**Work to complete**
Leave every picture out and write out the records below exactly.

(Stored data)
────

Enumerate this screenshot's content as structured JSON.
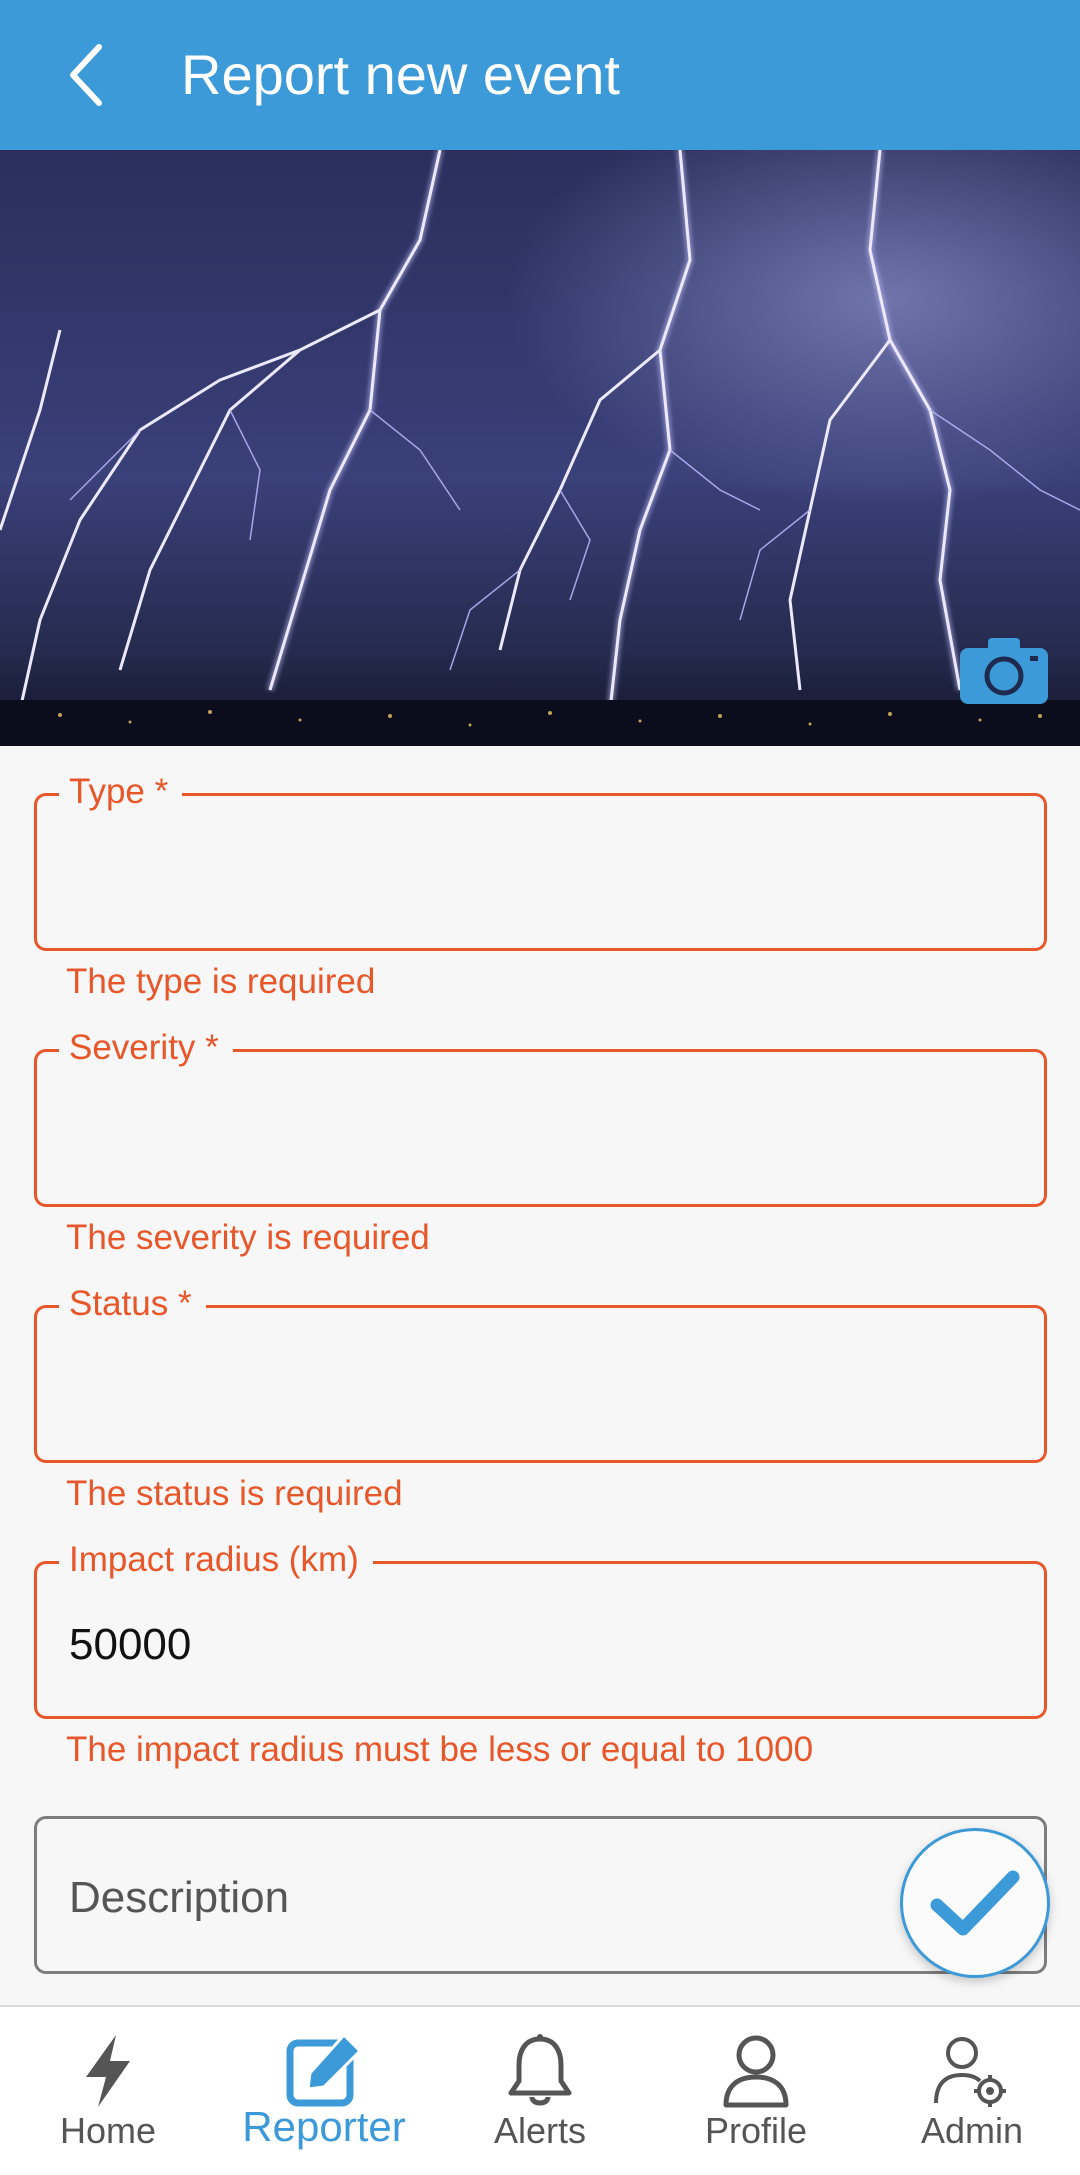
{
  "appbar": {
    "title": "Report new event",
    "back_icon": "chevron-left-icon"
  },
  "hero": {
    "image": "lightning storm photo",
    "camera_icon": "camera-icon"
  },
  "form": {
    "type": {
      "label": "Type *",
      "value": "",
      "error": "The type is required"
    },
    "severity": {
      "label": "Severity *",
      "value": "",
      "error": "The severity is required"
    },
    "status": {
      "label": "Status *",
      "value": "",
      "error": "The status is required"
    },
    "impact_radius": {
      "label": "Impact radius (km)",
      "value": "50000",
      "error": "The impact radius must be less or equal to 1000"
    },
    "description": {
      "placeholder": "Description",
      "value": ""
    }
  },
  "fab": {
    "icon": "check-icon"
  },
  "bottom_nav": {
    "items": [
      {
        "label": "Home",
        "icon": "lightning-icon"
      },
      {
        "label": "Reporter",
        "icon": "edit-icon",
        "active": true
      },
      {
        "label": "Alerts",
        "icon": "bell-icon"
      },
      {
        "label": "Profile",
        "icon": "person-icon"
      },
      {
        "label": "Admin",
        "icon": "admin-icon"
      }
    ]
  },
  "colors": {
    "primary": "#3d9ad8",
    "error": "#e8572a",
    "background": "#f7f7f7"
  }
}
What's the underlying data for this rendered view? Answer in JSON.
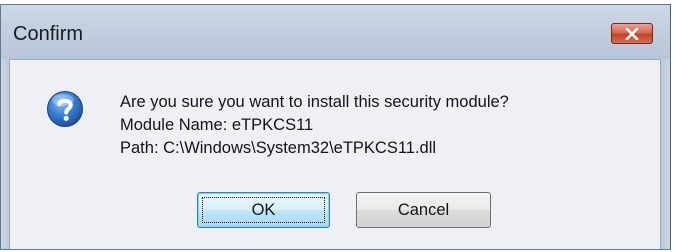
{
  "window": {
    "title": "Confirm"
  },
  "icons": {
    "close": "close-icon",
    "question": "question-icon"
  },
  "message": {
    "line1": "Are you sure you want to install this security module?",
    "line2": "Module Name: eTPKCS11",
    "line3": "Path: C:\\Windows\\System32\\eTPKCS11.dll"
  },
  "buttons": {
    "ok_label": "OK",
    "cancel_label": "Cancel"
  },
  "colors": {
    "close_button": "#c3432c",
    "question_icon": "#1f5fb0"
  }
}
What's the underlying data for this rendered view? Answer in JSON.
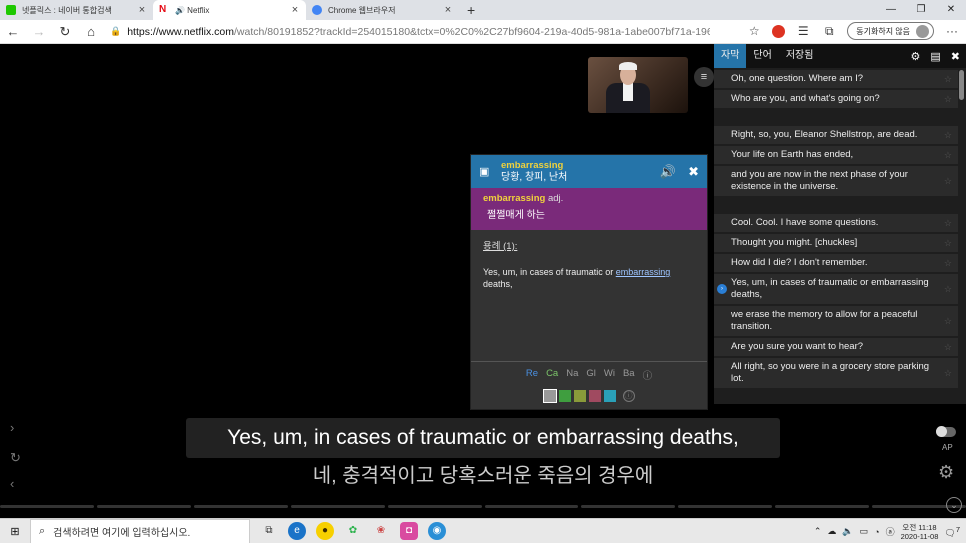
{
  "browser": {
    "tabs": [
      {
        "title": "넷플릭스 : 네이버 통합검색",
        "favicon_color": "#1ec800",
        "active": false
      },
      {
        "title": "🔊 Netflix",
        "favicon_color": "#e50914",
        "active": true
      },
      {
        "title": "Chrome 웹브라우저",
        "favicon_color": "#4285f4",
        "active": false
      }
    ],
    "url_host": "https://www.netflix.com",
    "url_rest": "/watch/80191852?trackId=254015180&tctx=0%2C0%2C27bf9604-219a-40d5-981a-1abe007bf71a-1966...",
    "sync_label": "동기화하지 않음"
  },
  "dictionary": {
    "word": "embarrassing",
    "word_meaning": "당황, 창피, 난처",
    "pos_word": "embarrassing",
    "pos": "adj.",
    "definition": "쩔쩔매게 하는",
    "example_label": "용례 (1):",
    "example_before": "Yes, um, in cases of traumatic or ",
    "example_keyword": "embarrassing",
    "example_after": " deaths,",
    "sources": [
      "Re",
      "Ca",
      "Na",
      "Gl",
      "Wi",
      "Ba"
    ],
    "info_glyph": "ⓘ",
    "swatch_colors": [
      "#999999",
      "#3f9e3f",
      "#8a9a3a",
      "#a04a60",
      "#2aa0b8"
    ]
  },
  "panel": {
    "tabs": [
      "자막",
      "단어",
      "저장됨"
    ],
    "lines": [
      "Oh, one question. Where am I?",
      "Who are you, and what's going on?",
      "",
      "Right, so, you, Eleanor Shellstrop, are dead.",
      "Your life on Earth has ended,",
      "and you are now in the next phase of your existence in the universe.",
      "",
      "Cool. Cool. I have some questions.",
      "Thought you might. [chuckles]",
      "How did I die? I don't remember.",
      "Yes, um, in cases of traumatic or embarrassing deaths,",
      "we erase the memory to allow for a peaceful transition.",
      "Are you sure you want to hear?",
      "All right, so you were in a grocery store parking lot."
    ],
    "current_index": 10
  },
  "captions": {
    "english": "Yes, um, in cases of traumatic or embarrassing deaths,",
    "korean": "네, 충격적이고 당혹스러운 죽음의 경우에"
  },
  "player": {
    "ap_label": "AP"
  },
  "taskbar": {
    "search_placeholder": "검색하려면 여기에 입력하십시오.",
    "time": "오전 11:18",
    "date": "2020-11-08",
    "notif_count": "7"
  }
}
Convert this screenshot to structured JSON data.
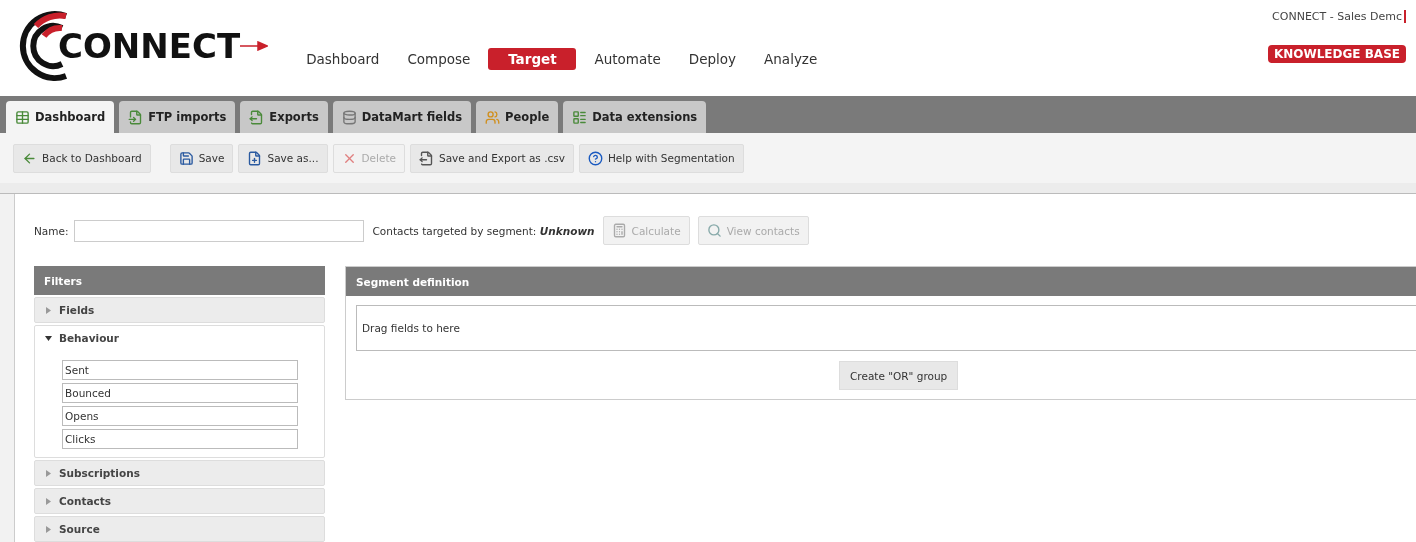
{
  "logo": {
    "text": "CONNECT"
  },
  "nav": [
    {
      "label": "Dashboard",
      "selected": false
    },
    {
      "label": "Compose",
      "selected": false
    },
    {
      "label": "Target",
      "selected": true
    },
    {
      "label": "Automate",
      "selected": false
    },
    {
      "label": "Deploy",
      "selected": false
    },
    {
      "label": "Analyze",
      "selected": false
    }
  ],
  "account": {
    "label": "CONNECT - Sales Demc"
  },
  "knowledge_base": {
    "label": "KNOWLEDGE BASE"
  },
  "tabs": [
    {
      "label": "Dashboard",
      "selected": true
    },
    {
      "label": "FTP imports",
      "selected": false
    },
    {
      "label": "Exports",
      "selected": false
    },
    {
      "label": "DataMart fields",
      "selected": false
    },
    {
      "label": "People",
      "selected": false
    },
    {
      "label": "Data extensions",
      "selected": false
    }
  ],
  "toolbar": [
    {
      "label": "Back to Dashboard",
      "disabled": false
    },
    {
      "label": "Save",
      "disabled": false
    },
    {
      "label": "Save as...",
      "disabled": false
    },
    {
      "label": "Delete",
      "disabled": true
    },
    {
      "label": "Save and Export as .csv",
      "disabled": false
    },
    {
      "label": "Help with Segmentation",
      "disabled": false
    }
  ],
  "name_field": {
    "label": "Name:"
  },
  "contacts_targeted": {
    "label": "Contacts targeted by segment:",
    "value": "Unknown"
  },
  "segment_actions": [
    {
      "label": "Calculate",
      "disabled": true
    },
    {
      "label": "View contacts",
      "disabled": true
    }
  ],
  "filters": {
    "title": "Filters",
    "sections": [
      {
        "label": "Fields",
        "expanded": false
      },
      {
        "label": "Behaviour",
        "expanded": true,
        "items": [
          "Sent",
          "Bounced",
          "Opens",
          "Clicks"
        ]
      },
      {
        "label": "Subscriptions",
        "expanded": false
      },
      {
        "label": "Contacts",
        "expanded": false
      },
      {
        "label": "Source",
        "expanded": false
      }
    ]
  },
  "segment": {
    "title": "Segment definition",
    "drop_hint": "Drag fields to here",
    "or_button": "Create \"OR\" group"
  }
}
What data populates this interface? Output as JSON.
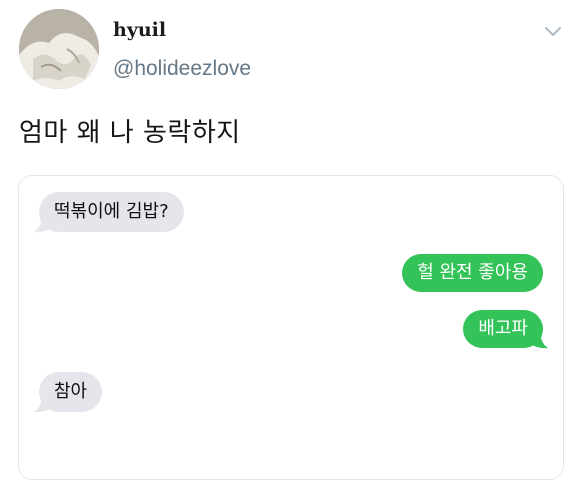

────

**Answer in full**
Enumerate this screenshot's content as structured JSON.
{
  "appbar": {
    "title": "Report new event",
    "back_icon": "chevron-left-icon"
  },
  "hero": {
    "image": "lightning storm photo",
    "camera_icon": "camera-icon"
  },
  "form": {
    "type": {
      "label": "Type *",
      "value": "",
      "error": "The type is required"
    },
    "severity": {
      "label": "Severity *",
      "value": "",
      "error": "The severity is required"
    },
    "status": {
      "label": "Status *",
      "value": "",
      "error": "The status is required"
    },
    "impact_radius": {
      "label": "Impact radius (km)",
      "value": "50000",
      "error": "The impact radius must be less or equal to 1000"
    },
    "description": {
      "placeholder": "Description",
      "value": ""
    }
  },
  "fab": {
    "icon": "check-icon"
  },
  "bottom_nav": {
    "items": [
      {
        "label": "Home",
        "icon": "lightning-icon"
      },
      {
        "label": "Reporter",
        "icon": "edit-icon",
        "active": true
      },
      {
        "label": "Alerts",
        "icon": "bell-icon"
      },
      {
        "label": "Profile",
        "icon": "person-icon"
      },
      {
        "label": "Admin",
        "icon": "admin-icon"
      }
    ]
  },
  "colors": {
    "primary": "#3d9ad8",
    "error": "#e8572a",
    "background": "#f7f7f7"
  }
}
What's the underlying data for this rendered view? Answer in JSON.
{
  "window": {
    "title": "Confirm"
  },
  "icons": {
    "close": "close-icon",
    "question": "question-icon"
  },
  "message": {
    "line1": "Are you sure you want to install this security module?",
    "line2": "Module Name: eTPKCS11",
    "line3": "Path: C:\\Windows\\System32\\eTPKCS11.dll"
  },
  "buttons": {
    "ok_label": "OK",
    "cancel_label": "Cancel"
  },
  "colors": {
    "close_button": "#c3432c",
    "question_icon": "#1f5fb0"
  }
}
What's the underlying data for this rendered view? Answer in JSON.
{
  "browser": {
    "tabs": [
      {
        "title": "넷플릭스 : 네이버 통합검색",
        "favicon_color": "#1ec800",
        "active": false
      },
      {
        "title": "🔊 Netflix",
        "favicon_color": "#e50914",
        "active": true
      },
      {
        "title": "Chrome 웹브라우저",
        "favicon_color": "#4285f4",
        "active": false
      }
    ],
    "url_host": "https://www.netflix.com",
    "url_rest": "/watch/80191852?trackId=254015180&tctx=0%2C0%2C27bf9604-219a-40d5-981a-1abe007bf71a-1966...",
    "sync_label": "동기화하지 않음"
  },
  "dictionary": {
    "word": "embarrassing",
    "word_meaning": "당황, 창피, 난처",
    "pos_word": "embarrassing",
    "pos": "adj.",
    "definition": "쩔쩔매게 하는",
    "example_label": "용례 (1):",
    "example_before": "Yes, um, in cases of traumatic or ",
    "example_keyword": "embarrassing",
    "example_after": " deaths,",
    "sources": [
      "Re",
      "Ca",
      "Na",
      "Gl",
      "Wi",
      "Ba"
    ],
    "info_glyph": "ⓘ",
    "swatch_colors": [
      "#999999",
      "#3f9e3f",
      "#8a9a3a",
      "#a04a60",
      "#2aa0b8"
    ]
  },
  "panel": {
    "tabs": [
      "자막",
      "단어",
      "저장됨"
    ],
    "lines": [
      "Oh, one question. Where am I?",
      "Who are you, and what's going on?",
      "",
      "Right, so, you, Eleanor Shellstrop, are dead.",
      "Your life on Earth has ended,",
      "and you are now in the next phase of your existence in the universe.",
      "",
      "Cool. Cool. I have some questions.",
      "Thought you might. [chuckles]",
      "How did I die? I don't remember.",
      "Yes, um, in cases of traumatic or embarrassing deaths,",
      "we erase the memory to allow for a peaceful transition.",
      "Are you sure you want to hear?",
      "All right, so you were in a grocery store parking lot."
    ],
    "current_index": 10
  },
  "captions": {
    "english": "Yes, um, in cases of traumatic or embarrassing deaths,",
    "korean": "네, 충격적이고 당혹스러운 죽음의 경우에"
  },
  "player": {
    "ap_label": "AP"
  },
  "taskbar": {
    "search_placeholder": "검색하려면 여기에 입력하십시오.",
    "time": "오전 11:18",
    "date": "2020-11-08",
    "notif_count": "7"
  }
}
Convert this screenshot to structured JSON data.
{
  "logo": {
    "text": "CONNECT"
  },
  "nav": [
    {
      "label": "Dashboard",
      "selected": false
    },
    {
      "label": "Compose",
      "selected": false
    },
    {
      "label": "Target",
      "selected": true
    },
    {
      "label": "Automate",
      "selected": false
    },
    {
      "label": "Deploy",
      "selected": false
    },
    {
      "label": "Analyze",
      "selected": false
    }
  ],
  "account": {
    "label": "CONNECT - Sales Demc"
  },
  "knowledge_base": {
    "label": "KNOWLEDGE BASE"
  },
  "tabs": [
    {
      "label": "Dashboard",
      "selected": true
    },
    {
      "label": "FTP imports",
      "selected": false
    },
    {
      "label": "Exports",
      "selected": false
    },
    {
      "label": "DataMart fields",
      "selected": false
    },
    {
      "label": "People",
      "selected": false
    },
    {
      "label": "Data extensions",
      "selected": false
    }
  ],
  "toolbar": [
    {
      "label": "Back to Dashboard",
      "disabled": false
    },
    {
      "label": "Save",
      "disabled": false
    },
    {
      "label": "Save as...",
      "disabled": false
    },
    {
      "label": "Delete",
      "disabled": true
    },
    {
      "label": "Save and Export as .csv",
      "disabled": false
    },
    {
      "label": "Help with Segmentation",
      "disabled": false
    }
  ],
  "name_field": {
    "label": "Name:"
  },
  "contacts_targeted": {
    "label": "Contacts targeted by segment:",
    "value": "Unknown"
  },
  "segment_actions": [
    {
      "label": "Calculate",
      "disabled": true
    },
    {
      "label": "View contacts",
      "disabled": true
    }
  ],
  "filters": {
    "title": "Filters",
    "sections": [
      {
        "label": "Fields",
        "expanded": false
      },
      {
        "label": "Behaviour",
        "expanded": true,
        "items": [
          "Sent",
          "Bounced",
          "Opens",
          "Clicks"
        ]
      },
      {
        "label": "Subscriptions",
        "expanded": false
      },
      {
        "label": "Contacts",
        "expanded": false
      },
      {
        "label": "Source",
        "expanded": false
      }
    ]
  },
  "segment": {
    "title": "Segment definition",
    "drop_hint": "Drag fields to here",
    "or_button": "Create \"OR\" group"
  }
}
What data populates this interface? Output as JSON.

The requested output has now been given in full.